Written task » Isolate every line in the records below with "this" in it.

begin Data shown

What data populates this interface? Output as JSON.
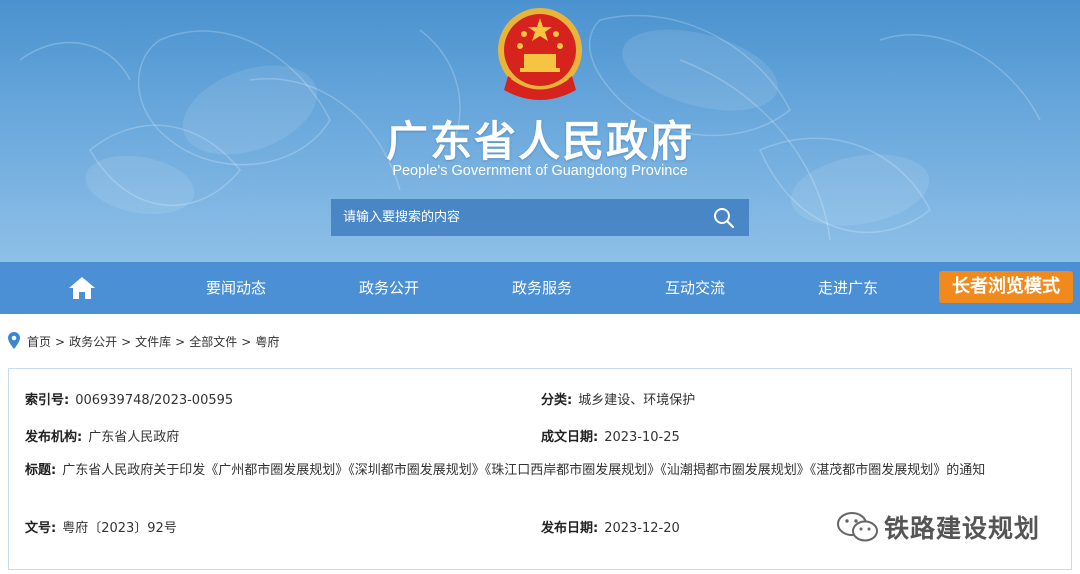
{
  "header": {
    "title": "广东省人民政府",
    "subtitle": "People's Government of Guangdong Province",
    "emblem_icon": "national-emblem-icon"
  },
  "search": {
    "placeholder": "请输入要搜索的内容",
    "icon": "search-icon"
  },
  "nav": {
    "home_icon": "home-icon",
    "items": [
      "要闻动态",
      "政务公开",
      "政务服务",
      "互动交流",
      "走进广东"
    ],
    "elder_mode": "长者浏览模式",
    "bg_color": "#4b90d4",
    "elder_color": "#f08a1c"
  },
  "breadcrumb": [
    "首页",
    "政务公开",
    "文件库",
    "全部文件",
    "粤府"
  ],
  "doc": {
    "index_label": "索引号:",
    "index_value": "006939748/2023-00595",
    "category_label": "分类:",
    "category_value": "城乡建设、环境保护",
    "publisher_label": "发布机构:",
    "publisher_value": "广东省人民政府",
    "created_label": "成文日期:",
    "created_value": "2023-10-25",
    "title_label": "标题:",
    "title_value": "广东省人民政府关于印发《广州都市圈发展规划》《深圳都市圈发展规划》《珠江口西岸都市圈发展规划》《汕潮揭都市圈发展规划》《湛茂都市圈发展规划》的通知",
    "docno_label": "文号:",
    "docno_value": "粤府〔2023〕92号",
    "pubdate_label": "发布日期:",
    "pubdate_value": "2023-12-20"
  },
  "watermark": {
    "text": "铁路建设规划",
    "icon": "wechat-icon"
  }
}
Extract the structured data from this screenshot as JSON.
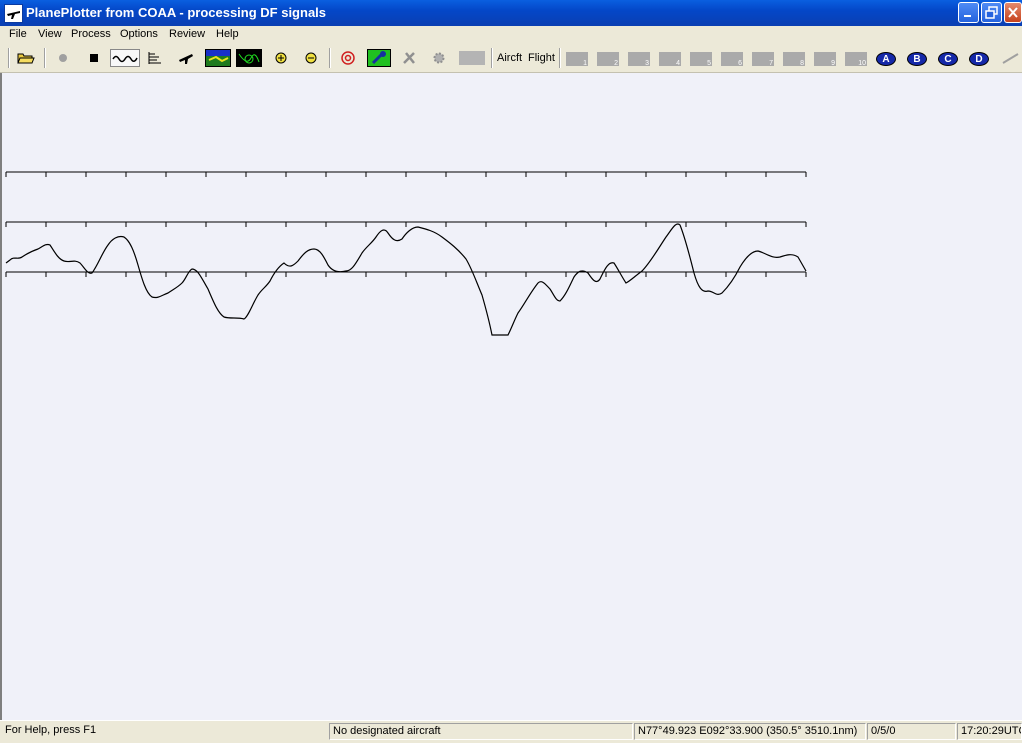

end Data shown

Complete response »
What data populates this interface? Output as JSON.
Extract the structured data from this screenshot as JSON.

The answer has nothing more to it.